Spatial annotation entries —
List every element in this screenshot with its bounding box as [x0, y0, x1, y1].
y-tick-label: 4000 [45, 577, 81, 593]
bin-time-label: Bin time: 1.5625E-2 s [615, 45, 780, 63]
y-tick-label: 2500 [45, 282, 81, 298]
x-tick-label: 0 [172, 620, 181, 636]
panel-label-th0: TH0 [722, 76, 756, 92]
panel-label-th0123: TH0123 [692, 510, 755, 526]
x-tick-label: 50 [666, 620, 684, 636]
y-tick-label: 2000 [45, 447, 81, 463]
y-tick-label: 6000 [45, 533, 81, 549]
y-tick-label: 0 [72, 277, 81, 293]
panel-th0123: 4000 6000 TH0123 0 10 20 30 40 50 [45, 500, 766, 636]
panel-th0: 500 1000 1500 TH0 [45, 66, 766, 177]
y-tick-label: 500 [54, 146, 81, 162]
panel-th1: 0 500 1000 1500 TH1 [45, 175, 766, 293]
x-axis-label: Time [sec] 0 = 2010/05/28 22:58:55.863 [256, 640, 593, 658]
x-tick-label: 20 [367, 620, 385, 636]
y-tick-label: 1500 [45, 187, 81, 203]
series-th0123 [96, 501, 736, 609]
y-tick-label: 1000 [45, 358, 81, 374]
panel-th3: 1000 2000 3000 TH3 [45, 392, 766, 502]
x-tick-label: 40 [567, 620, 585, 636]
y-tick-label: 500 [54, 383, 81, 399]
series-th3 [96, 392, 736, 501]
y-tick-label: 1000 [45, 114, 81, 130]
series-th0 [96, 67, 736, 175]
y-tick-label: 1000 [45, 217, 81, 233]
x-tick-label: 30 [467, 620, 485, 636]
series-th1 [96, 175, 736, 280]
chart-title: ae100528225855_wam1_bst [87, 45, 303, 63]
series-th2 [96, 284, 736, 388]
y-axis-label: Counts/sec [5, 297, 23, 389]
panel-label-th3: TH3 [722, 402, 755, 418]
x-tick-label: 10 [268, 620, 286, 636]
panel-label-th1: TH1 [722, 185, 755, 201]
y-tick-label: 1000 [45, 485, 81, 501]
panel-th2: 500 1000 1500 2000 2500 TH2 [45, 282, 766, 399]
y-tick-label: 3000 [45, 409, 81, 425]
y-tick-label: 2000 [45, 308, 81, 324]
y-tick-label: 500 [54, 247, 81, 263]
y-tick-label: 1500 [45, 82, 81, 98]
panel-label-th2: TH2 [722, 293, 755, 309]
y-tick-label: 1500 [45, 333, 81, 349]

Short exercise —
Update the entries above by changing every "y-tick-label" to "y-axis-tick", and give the entries again with everything else left as it is.

Worked answer —
List every element in this screenshot with its bounding box as [x0, y0, x1, y1].
y-axis-tick: 4000 [45, 577, 81, 593]
bin-time-label: Bin time: 1.5625E-2 s [615, 45, 780, 63]
y-axis-tick: 2500 [45, 282, 81, 298]
x-tick-label: 0 [172, 620, 181, 636]
panel-label-th0: TH0 [722, 76, 756, 92]
panel-label-th0123: TH0123 [692, 510, 755, 526]
x-tick-label: 50 [666, 620, 684, 636]
y-axis-tick: 2000 [45, 447, 81, 463]
y-axis-tick: 6000 [45, 533, 81, 549]
y-axis-tick: 0 [72, 277, 81, 293]
panel-th0123: 4000 6000 TH0123 0 10 20 30 40 50 [45, 500, 766, 636]
panel-th0: 500 1000 1500 TH0 [45, 66, 766, 177]
y-axis-tick: 500 [54, 146, 81, 162]
panel-th1: 0 500 1000 1500 TH1 [45, 175, 766, 293]
x-axis-label: Time [sec] 0 = 2010/05/28 22:58:55.863 [256, 640, 593, 658]
x-tick-label: 20 [367, 620, 385, 636]
y-axis-tick: 1500 [45, 187, 81, 203]
series-th0123 [96, 501, 736, 609]
y-axis-tick: 1000 [45, 358, 81, 374]
panel-th3: 1000 2000 3000 TH3 [45, 392, 766, 502]
x-tick-label: 40 [567, 620, 585, 636]
y-axis-tick: 500 [54, 383, 81, 399]
series-th3 [96, 392, 736, 501]
y-axis-tick: 1000 [45, 114, 81, 130]
series-th0 [96, 67, 736, 175]
y-axis-tick: 1000 [45, 217, 81, 233]
x-tick-label: 30 [467, 620, 485, 636]
series-th1 [96, 175, 736, 280]
chart-title: ae100528225855_wam1_bst [87, 45, 303, 63]
series-th2 [96, 284, 736, 388]
y-axis-label: Counts/sec [5, 297, 23, 389]
panel-label-th3: TH3 [722, 402, 755, 418]
x-tick-label: 10 [268, 620, 286, 636]
panel-label-th1: TH1 [722, 185, 755, 201]
y-axis-tick: 1000 [45, 485, 81, 501]
panel-th2: 500 1000 1500 2000 2500 TH2 [45, 282, 766, 399]
y-axis-tick: 3000 [45, 409, 81, 425]
y-axis-tick: 2000 [45, 308, 81, 324]
y-axis-tick: 500 [54, 247, 81, 263]
y-axis-tick: 1500 [45, 82, 81, 98]
panel-label-th2: TH2 [722, 293, 755, 309]
y-axis-tick: 1500 [45, 333, 81, 349]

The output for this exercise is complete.